Count the lines in the listing below that contain the string "frame" and report only that number.
>> Start Exercise materials
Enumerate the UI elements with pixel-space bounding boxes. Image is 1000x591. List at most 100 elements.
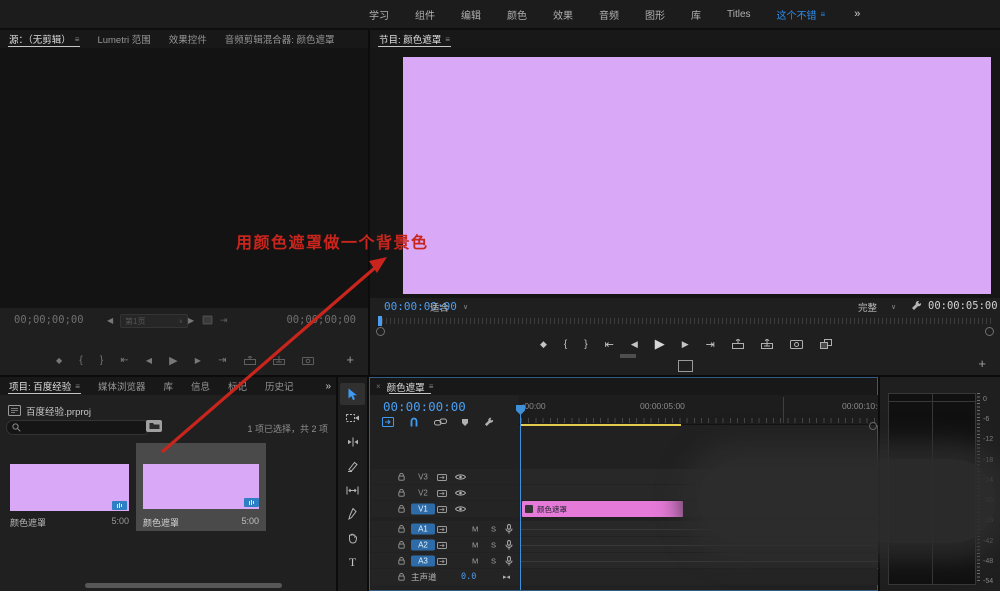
workspace-tab-color[interactable]: 颜色 (494, 7, 540, 22)
project-file-name[interactable]: 百度经验.prproj (26, 404, 91, 418)
horizontal-scrollbar[interactable] (85, 583, 282, 588)
transport-scroll-thumb[interactable] (620, 354, 636, 358)
comparison-view-icon[interactable] (678, 360, 693, 372)
search-box[interactable] (6, 420, 150, 435)
selection-tool[interactable] (340, 383, 365, 405)
new-bin-button[interactable] (146, 420, 162, 432)
clip-thumbnail[interactable] (143, 464, 259, 509)
lock-icon[interactable] (397, 573, 406, 582)
mute-button[interactable]: M (472, 540, 478, 549)
playhead-line[interactable] (520, 408, 521, 590)
mic-icon[interactable] (505, 556, 513, 566)
source-monitor-view[interactable] (0, 48, 368, 308)
fit-track-icon[interactable]: ▸◂ (503, 573, 510, 581)
workspace-tab-graphics[interactable]: 图形 (632, 7, 678, 22)
search-input[interactable] (21, 422, 144, 434)
workspace-tab-learn[interactable]: 学习 (356, 7, 402, 22)
settings-wrench-icon[interactable] (911, 300, 922, 311)
panel-menu-icon[interactable]: ≡ (821, 10, 826, 19)
mute-button[interactable]: M (472, 556, 478, 565)
export-frame-icon[interactable] (302, 356, 314, 365)
panel-menu-icon[interactable]: ≡ (75, 35, 80, 44)
lock-icon[interactable] (397, 540, 406, 549)
snap-magnet-icon[interactable] (409, 417, 419, 427)
add-button-icon[interactable]: + (346, 352, 354, 367)
tab-source[interactable]: 源：（无剪辑）≡ (0, 30, 88, 48)
playback-resolution-select[interactable]: 完整 ∨ (858, 300, 896, 314)
add-marker-icon[interactable] (461, 418, 469, 427)
panel-menu-icon[interactable]: ≡ (429, 382, 434, 391)
lock-icon[interactable] (397, 472, 406, 481)
next-page-icon[interactable]: ▶ (188, 316, 194, 325)
lock-icon[interactable] (397, 524, 406, 533)
go-to-out-icon[interactable]: ⇥ (706, 338, 715, 351)
go-to-in-icon[interactable]: ⇤ (605, 338, 614, 351)
go-to-in-icon[interactable]: ⇤ (120, 355, 128, 366)
tab-program[interactable]: 节目: 颜色遮罩≡ (370, 30, 459, 48)
solo-button[interactable]: S (491, 524, 496, 533)
mark-out-icon[interactable]: } (584, 339, 587, 350)
mark-out-icon[interactable]: } (100, 355, 103, 366)
timeline-settings-wrench-icon[interactable] (484, 417, 494, 427)
linked-selection-icon[interactable] (434, 418, 447, 426)
scrollbar-end-handle[interactable] (869, 422, 877, 430)
zoom-handle-line[interactable] (783, 397, 784, 423)
play-icon[interactable]: ▶ (169, 354, 177, 367)
clip-name[interactable]: 颜色遮罩 (143, 516, 179, 529)
program-scrubber[interactable] (378, 318, 992, 324)
slip-tool[interactable] (340, 479, 365, 501)
extract-icon[interactable] (761, 339, 773, 349)
play-icon[interactable]: ▶ (655, 336, 665, 352)
tab-libraries[interactable]: 库 (154, 377, 182, 395)
toggle-track-output-icon[interactable] (455, 505, 466, 513)
tab-project[interactable]: 项目: 百度经验≡ (0, 377, 89, 395)
timeline-timecode[interactable]: 00:00:00:00 (383, 399, 466, 414)
go-to-out-icon[interactable]: ⇥ (218, 355, 226, 366)
tab-overflow-icon[interactable]: » (325, 381, 331, 392)
work-area-bar[interactable] (521, 424, 681, 426)
lock-icon[interactable] (397, 556, 406, 565)
mic-icon[interactable] (505, 524, 513, 534)
clip-name[interactable]: 颜色遮罩 (10, 516, 46, 529)
timeline-ruler[interactable]: :00:00 00:00:05:00 00:00:10:0 (519, 395, 878, 425)
razor-tool[interactable] (340, 455, 365, 477)
workspace-tab-titles[interactable]: Titles (714, 9, 764, 20)
track-select-forward-tool[interactable] (340, 407, 365, 429)
panel-menu-icon[interactable]: ≡ (75, 382, 80, 391)
overwrite-icon[interactable] (273, 356, 285, 365)
scrubber-handle-left[interactable] (376, 327, 385, 336)
hand-tool[interactable] (340, 527, 365, 549)
sync-lock-icon[interactable] (437, 525, 447, 533)
workspace-tab-assembly[interactable]: 组件 (402, 7, 448, 22)
toggle-track-output-icon[interactable] (455, 489, 466, 497)
ripple-edit-tool[interactable] (340, 431, 365, 453)
program-monitor-view[interactable] (370, 48, 1000, 298)
track-label[interactable]: V1 (411, 504, 435, 515)
timeline-clip[interactable]: 颜色遮罩 (522, 501, 683, 517)
step-forward-icon[interactable]: ▶ (682, 339, 689, 350)
sync-lock-icon[interactable] (437, 473, 447, 481)
workspace-overflow-icon[interactable]: » (854, 8, 860, 20)
export-frame-icon[interactable] (790, 339, 803, 349)
tab-effect-controls[interactable]: 效果控件 (160, 30, 216, 48)
tab-markers[interactable]: 标记 (219, 377, 256, 395)
track-lane-a3[interactable] (520, 553, 878, 568)
mark-in-icon[interactable]: { (79, 355, 82, 366)
settings-grid-icon[interactable] (202, 315, 213, 325)
master-track-label[interactable]: 主声道 (411, 571, 437, 583)
step-back-icon[interactable]: ◀ (631, 339, 638, 350)
tab-media-browser[interactable]: 媒体浏览器 (89, 377, 155, 395)
step-forward-icon[interactable]: ▶ (195, 356, 201, 365)
solo-button[interactable]: S (491, 540, 496, 549)
sync-lock-icon[interactable] (437, 541, 447, 549)
pen-tool[interactable] (340, 503, 365, 525)
mute-button[interactable]: M (472, 524, 478, 533)
track-label[interactable]: A2 (411, 539, 435, 550)
scrubber-handle-right[interactable] (985, 327, 994, 336)
drag-av-icon[interactable]: ⇥ (220, 315, 228, 326)
tab-info[interactable]: 信息 (182, 377, 219, 395)
clip-badge[interactable] (244, 498, 259, 507)
tab-sequence[interactable]: 颜色遮罩≡ (381, 378, 440, 395)
track-lane-master[interactable] (520, 569, 878, 585)
add-marker-icon[interactable]: ◆ (540, 339, 547, 350)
>> End Exercise materials
- [Solution to this problem]: 2